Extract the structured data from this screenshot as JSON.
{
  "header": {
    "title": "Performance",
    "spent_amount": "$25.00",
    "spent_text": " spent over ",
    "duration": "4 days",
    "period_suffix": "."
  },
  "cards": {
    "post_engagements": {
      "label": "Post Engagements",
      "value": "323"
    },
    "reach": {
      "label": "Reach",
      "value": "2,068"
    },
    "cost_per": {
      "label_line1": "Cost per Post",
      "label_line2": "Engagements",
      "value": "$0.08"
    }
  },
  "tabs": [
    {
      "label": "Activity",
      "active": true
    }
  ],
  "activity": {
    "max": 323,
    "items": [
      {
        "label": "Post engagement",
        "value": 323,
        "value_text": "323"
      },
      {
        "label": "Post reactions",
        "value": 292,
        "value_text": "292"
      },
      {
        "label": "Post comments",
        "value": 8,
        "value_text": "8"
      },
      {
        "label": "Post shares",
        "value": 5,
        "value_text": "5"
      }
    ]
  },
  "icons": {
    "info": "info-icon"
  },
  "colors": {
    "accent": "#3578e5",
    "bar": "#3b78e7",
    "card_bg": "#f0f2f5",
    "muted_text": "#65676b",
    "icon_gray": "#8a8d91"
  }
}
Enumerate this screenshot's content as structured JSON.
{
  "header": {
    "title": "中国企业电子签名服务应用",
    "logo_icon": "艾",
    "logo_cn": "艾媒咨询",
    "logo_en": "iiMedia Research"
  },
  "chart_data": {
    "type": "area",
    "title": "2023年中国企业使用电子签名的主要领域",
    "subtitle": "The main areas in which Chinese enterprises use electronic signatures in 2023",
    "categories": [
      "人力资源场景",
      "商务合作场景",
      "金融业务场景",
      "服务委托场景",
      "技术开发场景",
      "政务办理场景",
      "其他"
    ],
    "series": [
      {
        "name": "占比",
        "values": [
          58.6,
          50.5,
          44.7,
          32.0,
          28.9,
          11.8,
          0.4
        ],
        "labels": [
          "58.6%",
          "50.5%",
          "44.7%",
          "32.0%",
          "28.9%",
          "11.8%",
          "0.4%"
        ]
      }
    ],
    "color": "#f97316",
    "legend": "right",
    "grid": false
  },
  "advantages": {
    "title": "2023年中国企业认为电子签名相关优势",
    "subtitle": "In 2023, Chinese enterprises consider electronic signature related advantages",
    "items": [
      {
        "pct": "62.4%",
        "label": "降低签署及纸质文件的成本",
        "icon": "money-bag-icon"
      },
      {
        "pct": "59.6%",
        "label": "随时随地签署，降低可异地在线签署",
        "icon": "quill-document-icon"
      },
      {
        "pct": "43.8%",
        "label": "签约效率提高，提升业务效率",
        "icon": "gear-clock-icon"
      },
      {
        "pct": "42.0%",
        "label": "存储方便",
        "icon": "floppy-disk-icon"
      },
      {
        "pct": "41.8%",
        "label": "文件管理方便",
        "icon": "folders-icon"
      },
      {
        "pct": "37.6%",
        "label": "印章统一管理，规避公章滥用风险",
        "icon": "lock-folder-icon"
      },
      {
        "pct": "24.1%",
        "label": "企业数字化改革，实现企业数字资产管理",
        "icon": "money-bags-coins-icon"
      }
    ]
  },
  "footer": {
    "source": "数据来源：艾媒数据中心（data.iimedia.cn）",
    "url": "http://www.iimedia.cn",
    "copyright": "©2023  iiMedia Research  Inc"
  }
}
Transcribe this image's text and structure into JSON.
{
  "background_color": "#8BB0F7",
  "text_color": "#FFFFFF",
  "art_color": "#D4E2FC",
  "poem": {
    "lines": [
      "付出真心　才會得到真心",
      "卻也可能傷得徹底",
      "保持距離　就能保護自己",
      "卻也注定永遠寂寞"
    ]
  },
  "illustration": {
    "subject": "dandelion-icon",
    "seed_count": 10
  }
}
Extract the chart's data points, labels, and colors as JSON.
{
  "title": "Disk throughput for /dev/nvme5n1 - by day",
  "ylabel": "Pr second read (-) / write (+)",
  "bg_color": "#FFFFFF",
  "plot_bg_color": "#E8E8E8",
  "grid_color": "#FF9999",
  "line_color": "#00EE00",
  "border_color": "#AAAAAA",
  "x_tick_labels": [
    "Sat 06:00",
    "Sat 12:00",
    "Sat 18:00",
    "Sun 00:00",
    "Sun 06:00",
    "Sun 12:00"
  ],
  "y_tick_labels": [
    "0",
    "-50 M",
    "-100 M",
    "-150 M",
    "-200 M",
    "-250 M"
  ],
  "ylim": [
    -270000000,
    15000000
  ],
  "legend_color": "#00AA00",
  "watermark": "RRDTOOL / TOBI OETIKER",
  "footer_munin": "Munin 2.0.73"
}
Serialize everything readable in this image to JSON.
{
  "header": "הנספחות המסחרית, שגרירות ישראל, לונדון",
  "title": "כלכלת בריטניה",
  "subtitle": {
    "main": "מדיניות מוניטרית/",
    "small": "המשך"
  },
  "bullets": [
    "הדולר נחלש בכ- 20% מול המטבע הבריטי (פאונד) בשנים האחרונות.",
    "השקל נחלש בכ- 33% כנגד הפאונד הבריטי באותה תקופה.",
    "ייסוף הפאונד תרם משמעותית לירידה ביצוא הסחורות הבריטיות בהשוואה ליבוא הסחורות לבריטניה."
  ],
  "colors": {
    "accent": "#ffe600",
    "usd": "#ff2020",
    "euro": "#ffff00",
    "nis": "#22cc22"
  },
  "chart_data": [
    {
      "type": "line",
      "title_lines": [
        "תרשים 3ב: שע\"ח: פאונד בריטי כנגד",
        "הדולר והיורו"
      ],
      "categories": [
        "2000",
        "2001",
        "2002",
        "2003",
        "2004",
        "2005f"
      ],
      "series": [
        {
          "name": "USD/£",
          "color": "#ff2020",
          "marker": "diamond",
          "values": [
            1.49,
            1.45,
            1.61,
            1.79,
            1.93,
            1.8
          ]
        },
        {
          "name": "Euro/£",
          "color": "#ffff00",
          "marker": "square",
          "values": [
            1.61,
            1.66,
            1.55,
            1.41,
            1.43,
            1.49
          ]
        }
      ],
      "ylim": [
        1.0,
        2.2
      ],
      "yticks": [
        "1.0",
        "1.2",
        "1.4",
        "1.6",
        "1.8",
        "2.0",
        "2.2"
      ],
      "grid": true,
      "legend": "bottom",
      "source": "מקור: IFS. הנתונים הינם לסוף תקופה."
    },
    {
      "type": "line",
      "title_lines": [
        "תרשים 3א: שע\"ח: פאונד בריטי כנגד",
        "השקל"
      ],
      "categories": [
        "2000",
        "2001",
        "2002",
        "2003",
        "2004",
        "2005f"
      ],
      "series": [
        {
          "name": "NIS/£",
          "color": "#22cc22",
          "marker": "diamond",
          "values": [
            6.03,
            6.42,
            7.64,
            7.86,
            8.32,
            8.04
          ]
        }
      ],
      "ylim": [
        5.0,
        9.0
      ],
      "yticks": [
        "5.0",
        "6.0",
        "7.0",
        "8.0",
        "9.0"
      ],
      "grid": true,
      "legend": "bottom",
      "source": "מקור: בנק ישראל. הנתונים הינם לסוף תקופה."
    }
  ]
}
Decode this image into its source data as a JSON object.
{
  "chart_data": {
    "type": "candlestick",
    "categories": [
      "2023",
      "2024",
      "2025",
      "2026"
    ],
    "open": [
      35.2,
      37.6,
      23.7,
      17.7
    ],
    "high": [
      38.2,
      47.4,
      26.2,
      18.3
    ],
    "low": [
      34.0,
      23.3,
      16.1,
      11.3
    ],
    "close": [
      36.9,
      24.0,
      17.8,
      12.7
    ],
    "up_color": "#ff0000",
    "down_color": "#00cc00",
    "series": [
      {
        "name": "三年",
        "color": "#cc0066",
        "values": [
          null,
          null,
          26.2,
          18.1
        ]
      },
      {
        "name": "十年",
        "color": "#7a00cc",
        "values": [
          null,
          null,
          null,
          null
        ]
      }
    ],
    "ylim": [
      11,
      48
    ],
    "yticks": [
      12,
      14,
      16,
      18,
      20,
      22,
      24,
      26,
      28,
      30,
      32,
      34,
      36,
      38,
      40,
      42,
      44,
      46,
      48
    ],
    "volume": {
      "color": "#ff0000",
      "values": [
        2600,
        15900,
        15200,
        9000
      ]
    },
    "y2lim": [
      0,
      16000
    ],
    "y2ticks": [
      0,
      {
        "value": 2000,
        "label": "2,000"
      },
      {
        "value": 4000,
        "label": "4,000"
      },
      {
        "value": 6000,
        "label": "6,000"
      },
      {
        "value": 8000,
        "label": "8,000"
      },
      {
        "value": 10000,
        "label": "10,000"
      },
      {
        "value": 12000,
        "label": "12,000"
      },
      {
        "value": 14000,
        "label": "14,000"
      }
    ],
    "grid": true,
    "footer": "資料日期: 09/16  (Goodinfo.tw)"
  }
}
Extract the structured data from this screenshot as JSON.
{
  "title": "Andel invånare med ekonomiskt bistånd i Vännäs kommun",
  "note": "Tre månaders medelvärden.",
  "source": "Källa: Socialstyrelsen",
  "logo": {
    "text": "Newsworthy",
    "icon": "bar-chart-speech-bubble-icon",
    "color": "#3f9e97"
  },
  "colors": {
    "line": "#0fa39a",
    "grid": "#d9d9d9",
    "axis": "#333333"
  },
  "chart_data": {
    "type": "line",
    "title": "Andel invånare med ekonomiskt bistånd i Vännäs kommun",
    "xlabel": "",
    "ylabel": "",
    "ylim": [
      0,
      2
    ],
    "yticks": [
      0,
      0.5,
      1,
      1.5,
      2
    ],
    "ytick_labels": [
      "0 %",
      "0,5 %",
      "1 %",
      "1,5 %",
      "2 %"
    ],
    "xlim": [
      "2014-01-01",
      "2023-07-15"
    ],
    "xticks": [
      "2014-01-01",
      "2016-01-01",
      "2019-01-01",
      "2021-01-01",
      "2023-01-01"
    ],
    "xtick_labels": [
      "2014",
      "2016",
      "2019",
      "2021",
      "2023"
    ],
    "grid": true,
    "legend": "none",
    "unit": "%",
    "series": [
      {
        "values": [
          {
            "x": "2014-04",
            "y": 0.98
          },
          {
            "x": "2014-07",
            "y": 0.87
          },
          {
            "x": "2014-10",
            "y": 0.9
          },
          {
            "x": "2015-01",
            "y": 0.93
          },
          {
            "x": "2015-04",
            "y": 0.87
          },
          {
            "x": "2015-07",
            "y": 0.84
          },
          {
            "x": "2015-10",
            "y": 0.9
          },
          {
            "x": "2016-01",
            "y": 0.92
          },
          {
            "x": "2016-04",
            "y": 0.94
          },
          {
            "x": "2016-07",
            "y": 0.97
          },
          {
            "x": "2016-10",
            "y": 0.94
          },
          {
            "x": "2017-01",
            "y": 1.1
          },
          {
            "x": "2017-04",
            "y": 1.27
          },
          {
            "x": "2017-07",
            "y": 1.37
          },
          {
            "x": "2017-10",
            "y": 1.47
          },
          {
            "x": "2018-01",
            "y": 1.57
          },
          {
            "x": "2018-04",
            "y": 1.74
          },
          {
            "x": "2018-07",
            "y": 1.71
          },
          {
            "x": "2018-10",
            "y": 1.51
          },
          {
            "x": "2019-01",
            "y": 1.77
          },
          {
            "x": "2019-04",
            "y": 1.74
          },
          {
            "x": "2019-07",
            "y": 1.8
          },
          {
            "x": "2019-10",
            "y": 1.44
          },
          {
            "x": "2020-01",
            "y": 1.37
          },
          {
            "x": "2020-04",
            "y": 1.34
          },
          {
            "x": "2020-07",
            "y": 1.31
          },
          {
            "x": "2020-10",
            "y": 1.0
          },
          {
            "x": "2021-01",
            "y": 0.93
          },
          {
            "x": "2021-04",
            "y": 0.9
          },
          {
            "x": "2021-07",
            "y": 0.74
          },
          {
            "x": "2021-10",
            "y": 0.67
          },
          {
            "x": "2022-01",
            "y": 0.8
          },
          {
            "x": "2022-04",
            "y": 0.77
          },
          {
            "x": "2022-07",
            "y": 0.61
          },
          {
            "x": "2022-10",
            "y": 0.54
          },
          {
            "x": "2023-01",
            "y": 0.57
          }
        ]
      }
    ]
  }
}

» The exercise
Work through the listing above and report how many lines include the string "מקור", with no other text.

» Answer below
2